CONSIGNA: Reproduce tal cual, del texto sobre Amelia Edwards, el fragmento que se abre con las palabras que contienen "Todas las biografías" y se cierra con "académico exclusivamente masculino.".

PÁGINA:

Todas las biografías y perfiles dedicados a Amelia Edwards (1831-1892) la llaman ‘madrina de la Egiptología’ o la ‘gran dama del Nilo’, aunque solo viajó por Egipto una vez y la única excavación en la que intervino fue más un divertimento que un trabajo arqueológico formal. La periodista y escritora inglesa debe estos sobrenombres a que fundó el Egypt Exploration Fund, histórica institución científica que sigue en activo con el nombre de Egypt Exploration Society, y patrocinó la primera cátedra de Egiptología creada en Reino Unido. Además, fue una divulgadora formidable que pronunció decenas de conferencias, escribió centenares de artículos y presentó ponencias en congresos especializados, en un entorno académico exclusivamente masculino.

Amelia Ann Blanford Edwards nació en Londres. Fue la hija única de un matrimonio tardío, para los convencionalismos de la época (al casarse él tenía 43 años y ella 30). El padre, Thomas, había sido militar y en su historial destacaba que había combatido a las órdenes de Wellington en la ‘Peninsular War’, es decir, la Guerra de la Independencia española. Dejó las armas a causa de su mala salud y trabajó como empleado de banca. La madre, Alicia, era una culta mujer irlandesa que se dedicó a educar en casa a su hija.

Registros de anotación espacial:
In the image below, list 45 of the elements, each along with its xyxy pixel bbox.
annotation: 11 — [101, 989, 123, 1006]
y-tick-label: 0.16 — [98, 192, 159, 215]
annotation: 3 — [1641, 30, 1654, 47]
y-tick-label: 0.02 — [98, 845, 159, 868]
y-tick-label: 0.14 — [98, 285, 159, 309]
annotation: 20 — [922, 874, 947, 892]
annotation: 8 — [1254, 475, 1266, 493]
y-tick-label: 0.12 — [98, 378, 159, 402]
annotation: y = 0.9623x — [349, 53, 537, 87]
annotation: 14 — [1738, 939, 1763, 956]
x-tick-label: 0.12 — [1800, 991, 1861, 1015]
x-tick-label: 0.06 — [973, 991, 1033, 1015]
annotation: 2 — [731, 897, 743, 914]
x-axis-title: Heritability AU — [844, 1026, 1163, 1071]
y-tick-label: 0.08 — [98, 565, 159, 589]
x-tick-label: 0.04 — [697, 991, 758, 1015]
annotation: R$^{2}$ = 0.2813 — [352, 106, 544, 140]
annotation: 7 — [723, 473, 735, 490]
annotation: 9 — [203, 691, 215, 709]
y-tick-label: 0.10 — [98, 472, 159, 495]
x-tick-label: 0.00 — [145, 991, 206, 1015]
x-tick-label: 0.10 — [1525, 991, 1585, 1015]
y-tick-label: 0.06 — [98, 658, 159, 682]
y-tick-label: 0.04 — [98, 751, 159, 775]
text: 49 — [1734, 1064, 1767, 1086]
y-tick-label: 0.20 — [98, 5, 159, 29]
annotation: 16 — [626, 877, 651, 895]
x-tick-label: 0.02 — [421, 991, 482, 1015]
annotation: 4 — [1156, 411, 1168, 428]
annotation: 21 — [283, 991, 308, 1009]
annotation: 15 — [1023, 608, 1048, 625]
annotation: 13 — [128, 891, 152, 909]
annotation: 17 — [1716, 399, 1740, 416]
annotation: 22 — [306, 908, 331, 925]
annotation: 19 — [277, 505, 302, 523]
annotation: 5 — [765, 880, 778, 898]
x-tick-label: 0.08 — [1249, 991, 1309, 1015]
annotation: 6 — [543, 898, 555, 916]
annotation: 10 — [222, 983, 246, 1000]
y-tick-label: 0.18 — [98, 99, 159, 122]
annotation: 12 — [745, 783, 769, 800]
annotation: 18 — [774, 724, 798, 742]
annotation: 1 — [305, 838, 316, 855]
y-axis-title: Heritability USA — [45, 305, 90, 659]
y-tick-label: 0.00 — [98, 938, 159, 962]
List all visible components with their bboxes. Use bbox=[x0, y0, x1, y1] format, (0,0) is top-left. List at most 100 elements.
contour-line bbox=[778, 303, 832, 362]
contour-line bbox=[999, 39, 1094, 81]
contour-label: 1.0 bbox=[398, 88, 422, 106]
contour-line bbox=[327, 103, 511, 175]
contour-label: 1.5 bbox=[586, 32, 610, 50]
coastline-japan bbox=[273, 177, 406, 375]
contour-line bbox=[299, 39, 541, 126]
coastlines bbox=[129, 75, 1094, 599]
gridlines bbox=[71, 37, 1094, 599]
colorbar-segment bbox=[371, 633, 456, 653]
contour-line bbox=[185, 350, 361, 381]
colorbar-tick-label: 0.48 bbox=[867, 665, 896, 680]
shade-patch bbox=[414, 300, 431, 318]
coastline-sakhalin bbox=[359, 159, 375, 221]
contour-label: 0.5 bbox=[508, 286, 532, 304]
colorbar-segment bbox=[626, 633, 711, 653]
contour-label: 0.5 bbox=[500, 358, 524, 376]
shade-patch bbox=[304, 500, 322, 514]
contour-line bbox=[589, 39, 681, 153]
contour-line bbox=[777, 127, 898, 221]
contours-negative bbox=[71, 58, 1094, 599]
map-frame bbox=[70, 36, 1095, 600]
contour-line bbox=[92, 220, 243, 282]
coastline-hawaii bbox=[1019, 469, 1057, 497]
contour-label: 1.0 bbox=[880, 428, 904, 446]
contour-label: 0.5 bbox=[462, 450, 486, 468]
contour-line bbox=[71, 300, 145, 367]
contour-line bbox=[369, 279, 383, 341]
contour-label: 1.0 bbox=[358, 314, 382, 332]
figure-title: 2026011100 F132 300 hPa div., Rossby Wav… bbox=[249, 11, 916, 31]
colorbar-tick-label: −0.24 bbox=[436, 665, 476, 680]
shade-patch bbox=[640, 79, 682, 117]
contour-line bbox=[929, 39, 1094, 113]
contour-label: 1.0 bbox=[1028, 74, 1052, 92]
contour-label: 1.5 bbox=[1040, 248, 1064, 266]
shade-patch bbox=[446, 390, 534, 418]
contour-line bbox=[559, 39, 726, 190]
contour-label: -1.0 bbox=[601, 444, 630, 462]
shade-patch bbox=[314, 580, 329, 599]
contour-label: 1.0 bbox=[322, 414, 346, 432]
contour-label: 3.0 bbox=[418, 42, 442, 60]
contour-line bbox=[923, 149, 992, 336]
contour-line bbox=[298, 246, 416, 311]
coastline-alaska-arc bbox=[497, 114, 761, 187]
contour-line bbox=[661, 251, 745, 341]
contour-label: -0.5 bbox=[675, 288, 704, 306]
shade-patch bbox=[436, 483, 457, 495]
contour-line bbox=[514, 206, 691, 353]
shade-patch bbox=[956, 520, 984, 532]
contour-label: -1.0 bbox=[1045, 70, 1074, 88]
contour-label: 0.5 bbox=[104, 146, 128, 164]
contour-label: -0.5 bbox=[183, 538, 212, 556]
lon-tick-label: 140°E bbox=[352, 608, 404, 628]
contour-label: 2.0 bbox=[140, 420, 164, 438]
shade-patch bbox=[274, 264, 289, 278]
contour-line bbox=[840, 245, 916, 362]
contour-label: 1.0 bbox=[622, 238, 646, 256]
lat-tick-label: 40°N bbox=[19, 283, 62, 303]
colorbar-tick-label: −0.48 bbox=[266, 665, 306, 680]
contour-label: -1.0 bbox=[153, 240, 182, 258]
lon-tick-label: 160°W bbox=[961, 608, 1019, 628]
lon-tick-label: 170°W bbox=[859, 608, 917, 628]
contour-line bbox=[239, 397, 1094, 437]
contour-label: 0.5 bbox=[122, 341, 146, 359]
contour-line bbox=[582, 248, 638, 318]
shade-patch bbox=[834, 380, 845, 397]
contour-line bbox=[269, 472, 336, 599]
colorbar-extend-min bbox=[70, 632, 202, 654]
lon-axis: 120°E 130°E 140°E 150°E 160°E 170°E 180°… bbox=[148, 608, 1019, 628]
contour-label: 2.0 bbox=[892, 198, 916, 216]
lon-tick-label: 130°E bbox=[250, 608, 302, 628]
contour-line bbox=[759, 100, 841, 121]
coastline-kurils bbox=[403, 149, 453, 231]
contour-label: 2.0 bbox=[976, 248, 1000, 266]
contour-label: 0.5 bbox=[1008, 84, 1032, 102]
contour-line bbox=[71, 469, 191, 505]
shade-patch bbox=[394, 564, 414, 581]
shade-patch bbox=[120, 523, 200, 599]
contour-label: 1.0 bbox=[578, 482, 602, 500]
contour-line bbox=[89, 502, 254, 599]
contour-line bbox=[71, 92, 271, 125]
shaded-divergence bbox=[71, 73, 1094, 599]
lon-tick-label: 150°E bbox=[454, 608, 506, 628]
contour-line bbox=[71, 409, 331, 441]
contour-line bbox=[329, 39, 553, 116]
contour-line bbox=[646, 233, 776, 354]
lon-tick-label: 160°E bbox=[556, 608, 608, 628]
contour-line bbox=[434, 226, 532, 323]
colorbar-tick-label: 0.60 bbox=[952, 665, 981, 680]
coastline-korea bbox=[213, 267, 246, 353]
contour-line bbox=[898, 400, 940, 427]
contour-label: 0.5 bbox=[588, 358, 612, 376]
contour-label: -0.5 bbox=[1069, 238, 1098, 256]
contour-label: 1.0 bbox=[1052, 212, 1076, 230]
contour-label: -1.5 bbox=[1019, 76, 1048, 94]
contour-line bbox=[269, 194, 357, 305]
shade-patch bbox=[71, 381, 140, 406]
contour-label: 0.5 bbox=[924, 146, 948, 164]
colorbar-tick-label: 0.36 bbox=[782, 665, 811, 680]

RESULTADO DEL EJERCICIO:
Todas las biografías y perfiles dedicados a Amelia Edwards (1831-1892) la llaman ‘madrina de la Egiptología’ o la ‘gran dama del Nilo’, aunque solo viajó por Egipto una vez y la única excavación en la que intervino fue más un divertimento que un trabajo arqueológico formal. La periodista y escritora inglesa debe estos sobrenombres a que fundó el Egypt Exploration Fund, histórica institución científica que sigue en activo con el nombre de Egypt Exploration Society, y patrocinó la primera cátedra de Egiptología creada en Reino Unido. Además, fue una divulgadora formidable que pronunció decenas de conferencias, escribió centenares de artículos y presentó ponencias en congresos especializados, en un entorno académico exclusivamente masculino.